WORK REQUIRED:
Reproduce the records exactly.

GIVEN INFORMATION:
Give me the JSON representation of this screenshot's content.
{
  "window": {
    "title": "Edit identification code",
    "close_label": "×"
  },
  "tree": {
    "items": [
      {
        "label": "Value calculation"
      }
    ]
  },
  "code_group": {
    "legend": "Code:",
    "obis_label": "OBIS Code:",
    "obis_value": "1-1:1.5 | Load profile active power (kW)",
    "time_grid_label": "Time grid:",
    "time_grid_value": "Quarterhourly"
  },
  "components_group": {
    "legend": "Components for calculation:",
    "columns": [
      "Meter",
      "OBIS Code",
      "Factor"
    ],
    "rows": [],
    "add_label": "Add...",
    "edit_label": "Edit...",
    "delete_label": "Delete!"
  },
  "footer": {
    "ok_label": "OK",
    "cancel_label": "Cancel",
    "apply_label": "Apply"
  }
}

RESPONSE TO THIS EXERCISE:
Give me the JSON representation of this screenshot's content.
{
  "window": {
    "title": "Edit identification code",
    "close_label": "×"
  },
  "tree": {
    "items": [
      {
        "label": "Value calculation"
      }
    ]
  },
  "code_group": {
    "legend": "Code:",
    "obis_label": "OBIS Code:",
    "obis_value": "1-1:1.5 | Load profile active power (kW)",
    "time_grid_label": "Time grid:",
    "time_grid_value": "Quarterhourly"
  },
  "components_group": {
    "legend": "Components for calculation:",
    "columns": [
      "Meter",
      "OBIS Code",
      "Factor"
    ],
    "rows": [],
    "add_label": "Add...",
    "edit_label": "Edit...",
    "delete_label": "Delete!"
  },
  "footer": {
    "ok_label": "OK",
    "cancel_label": "Cancel",
    "apply_label": "Apply"
  }
}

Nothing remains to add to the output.